[Begin Input records]
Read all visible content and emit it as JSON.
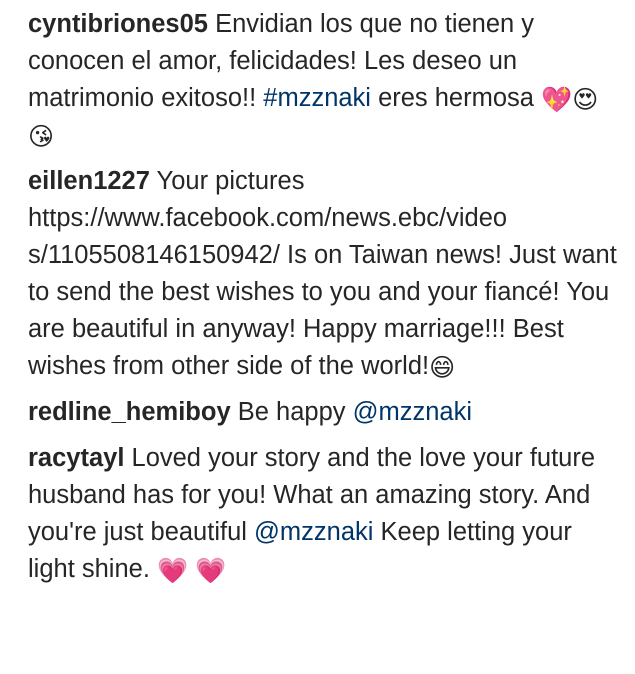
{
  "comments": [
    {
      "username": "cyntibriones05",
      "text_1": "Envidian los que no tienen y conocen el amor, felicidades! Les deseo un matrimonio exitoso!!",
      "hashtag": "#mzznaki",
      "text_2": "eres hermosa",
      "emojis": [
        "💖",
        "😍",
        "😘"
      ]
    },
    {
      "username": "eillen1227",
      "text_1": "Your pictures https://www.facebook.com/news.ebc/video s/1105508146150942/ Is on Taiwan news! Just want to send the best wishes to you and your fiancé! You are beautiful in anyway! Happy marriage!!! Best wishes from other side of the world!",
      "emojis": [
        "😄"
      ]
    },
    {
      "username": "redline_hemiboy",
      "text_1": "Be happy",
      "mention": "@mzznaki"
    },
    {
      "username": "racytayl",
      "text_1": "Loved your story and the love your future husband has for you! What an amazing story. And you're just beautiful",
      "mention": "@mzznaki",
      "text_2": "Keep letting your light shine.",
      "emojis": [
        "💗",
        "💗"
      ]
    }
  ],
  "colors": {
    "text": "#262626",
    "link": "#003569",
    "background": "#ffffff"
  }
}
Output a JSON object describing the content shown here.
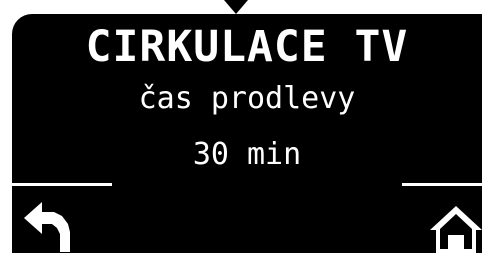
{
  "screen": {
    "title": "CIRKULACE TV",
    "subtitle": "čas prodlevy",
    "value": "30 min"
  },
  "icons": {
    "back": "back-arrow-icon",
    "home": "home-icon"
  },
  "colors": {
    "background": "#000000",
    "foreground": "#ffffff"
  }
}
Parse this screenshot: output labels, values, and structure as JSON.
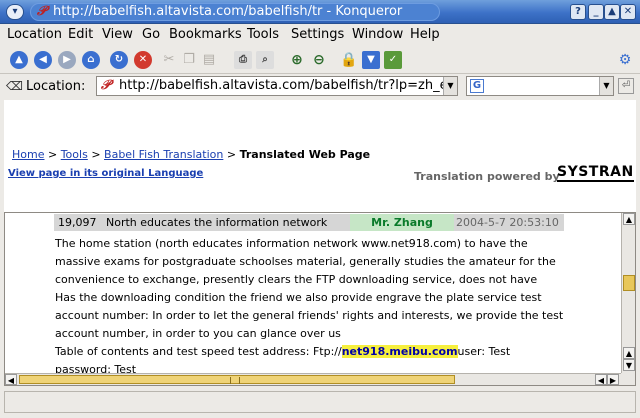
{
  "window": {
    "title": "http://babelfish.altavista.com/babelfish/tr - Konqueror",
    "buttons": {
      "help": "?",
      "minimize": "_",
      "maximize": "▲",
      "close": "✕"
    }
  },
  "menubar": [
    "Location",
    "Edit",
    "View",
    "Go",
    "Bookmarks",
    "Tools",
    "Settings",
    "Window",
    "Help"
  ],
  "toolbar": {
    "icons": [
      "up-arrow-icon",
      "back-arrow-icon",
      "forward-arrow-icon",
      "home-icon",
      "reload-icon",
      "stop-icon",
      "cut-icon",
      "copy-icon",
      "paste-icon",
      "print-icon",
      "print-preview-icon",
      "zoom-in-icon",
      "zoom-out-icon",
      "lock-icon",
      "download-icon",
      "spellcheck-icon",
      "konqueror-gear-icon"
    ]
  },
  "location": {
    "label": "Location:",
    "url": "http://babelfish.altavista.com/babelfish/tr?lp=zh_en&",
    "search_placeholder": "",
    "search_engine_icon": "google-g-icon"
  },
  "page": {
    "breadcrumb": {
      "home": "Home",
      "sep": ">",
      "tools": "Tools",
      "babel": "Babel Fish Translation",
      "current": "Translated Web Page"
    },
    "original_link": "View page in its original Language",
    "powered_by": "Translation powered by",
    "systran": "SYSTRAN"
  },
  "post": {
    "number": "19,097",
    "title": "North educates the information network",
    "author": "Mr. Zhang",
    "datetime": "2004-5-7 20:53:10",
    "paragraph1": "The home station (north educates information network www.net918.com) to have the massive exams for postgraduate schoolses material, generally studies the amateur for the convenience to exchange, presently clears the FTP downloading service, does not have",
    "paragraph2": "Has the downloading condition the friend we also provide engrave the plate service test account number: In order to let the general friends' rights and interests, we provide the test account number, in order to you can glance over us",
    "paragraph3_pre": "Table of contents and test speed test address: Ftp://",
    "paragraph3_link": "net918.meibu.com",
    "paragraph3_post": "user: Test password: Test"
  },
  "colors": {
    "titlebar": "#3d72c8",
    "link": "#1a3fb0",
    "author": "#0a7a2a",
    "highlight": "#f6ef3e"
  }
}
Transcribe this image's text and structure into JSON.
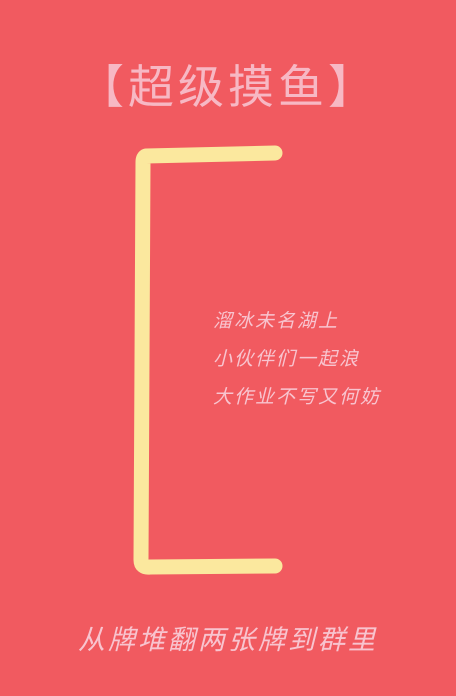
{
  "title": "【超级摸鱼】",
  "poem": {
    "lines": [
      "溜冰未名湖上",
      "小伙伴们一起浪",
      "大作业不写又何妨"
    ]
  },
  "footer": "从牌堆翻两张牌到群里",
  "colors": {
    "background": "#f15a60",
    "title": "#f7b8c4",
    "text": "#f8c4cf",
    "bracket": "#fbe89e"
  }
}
[End Input records]
■ Written request: Write the entries above out again exactly, but not the pictures.

■ Solution for this problem:
Read all visible content and emit it as JSON.
{
  "comments": [
    {
      "username": "cyntibriones05",
      "text_1": "Envidian los que no tienen y conocen el amor, felicidades! Les deseo un matrimonio exitoso!!",
      "hashtag": "#mzznaki",
      "text_2": "eres hermosa",
      "emojis": [
        "💖",
        "😍",
        "😘"
      ]
    },
    {
      "username": "eillen1227",
      "text_1": "Your pictures https://www.facebook.com/news.ebc/video s/1105508146150942/ Is on Taiwan news! Just want to send the best wishes to you and your fiancé! You are beautiful in anyway! Happy marriage!!! Best wishes from other side of the world!",
      "emojis": [
        "😄"
      ]
    },
    {
      "username": "redline_hemiboy",
      "text_1": "Be happy",
      "mention": "@mzznaki"
    },
    {
      "username": "racytayl",
      "text_1": "Loved your story and the love your future husband has for you! What an amazing story. And you're just beautiful",
      "mention": "@mzznaki",
      "text_2": "Keep letting your light shine.",
      "emojis": [
        "💗",
        "💗"
      ]
    }
  ],
  "colors": {
    "text": "#262626",
    "link": "#003569",
    "background": "#ffffff"
  }
}
Output a JSON object describing the content shown here.
{
  "screen": {
    "title": "CIRKULACE TV",
    "subtitle": "čas prodlevy",
    "value": "30 min"
  },
  "icons": {
    "back": "back-arrow-icon",
    "home": "home-icon"
  },
  "colors": {
    "background": "#000000",
    "foreground": "#ffffff"
  }
}
Parse this screenshot: output labels, values, and structure as JSON.
{
  "window": {
    "title": "http://babelfish.altavista.com/babelfish/tr - Konqueror",
    "buttons": {
      "help": "?",
      "minimize": "_",
      "maximize": "▲",
      "close": "✕"
    }
  },
  "menubar": [
    "Location",
    "Edit",
    "View",
    "Go",
    "Bookmarks",
    "Tools",
    "Settings",
    "Window",
    "Help"
  ],
  "toolbar": {
    "icons": [
      "up-arrow-icon",
      "back-arrow-icon",
      "forward-arrow-icon",
      "home-icon",
      "reload-icon",
      "stop-icon",
      "cut-icon",
      "copy-icon",
      "paste-icon",
      "print-icon",
      "print-preview-icon",
      "zoom-in-icon",
      "zoom-out-icon",
      "lock-icon",
      "download-icon",
      "spellcheck-icon",
      "konqueror-gear-icon"
    ]
  },
  "location": {
    "label": "Location:",
    "url": "http://babelfish.altavista.com/babelfish/tr?lp=zh_en&",
    "search_placeholder": "",
    "search_engine_icon": "google-g-icon"
  },
  "page": {
    "breadcrumb": {
      "home": "Home",
      "sep": ">",
      "tools": "Tools",
      "babel": "Babel Fish Translation",
      "current": "Translated Web Page"
    },
    "original_link": "View page in its original Language",
    "powered_by": "Translation powered by",
    "systran": "SYSTRAN"
  },
  "post": {
    "number": "19,097",
    "title": "North educates the information network",
    "author": "Mr. Zhang",
    "datetime": "2004-5-7 20:53:10",
    "paragraph1": "The home station (north educates information network www.net918.com) to have the massive exams for postgraduate schoolses material, generally studies the amateur for the convenience to exchange, presently clears the FTP downloading service, does not have",
    "paragraph2": "Has the downloading condition the friend we also provide engrave the plate service test account number: In order to let the general friends' rights and interests, we provide the test account number, in order to you can glance over us",
    "paragraph3_pre": "Table of contents and test speed test address: Ftp://",
    "paragraph3_link": "net918.meibu.com",
    "paragraph3_post": "user: Test password: Test"
  },
  "colors": {
    "titlebar": "#3d72c8",
    "link": "#1a3fb0",
    "author": "#0a7a2a",
    "highlight": "#f6ef3e"
  }
}
Transcribe this image's text and structure into JSON.
{
  "title": "【超级摸鱼】",
  "poem": {
    "lines": [
      "溜冰未名湖上",
      "小伙伴们一起浪",
      "大作业不写又何妨"
    ]
  },
  "footer": "从牌堆翻两张牌到群里",
  "colors": {
    "background": "#f15a60",
    "title": "#f7b8c4",
    "text": "#f8c4cf",
    "bracket": "#fbe89e"
  }
}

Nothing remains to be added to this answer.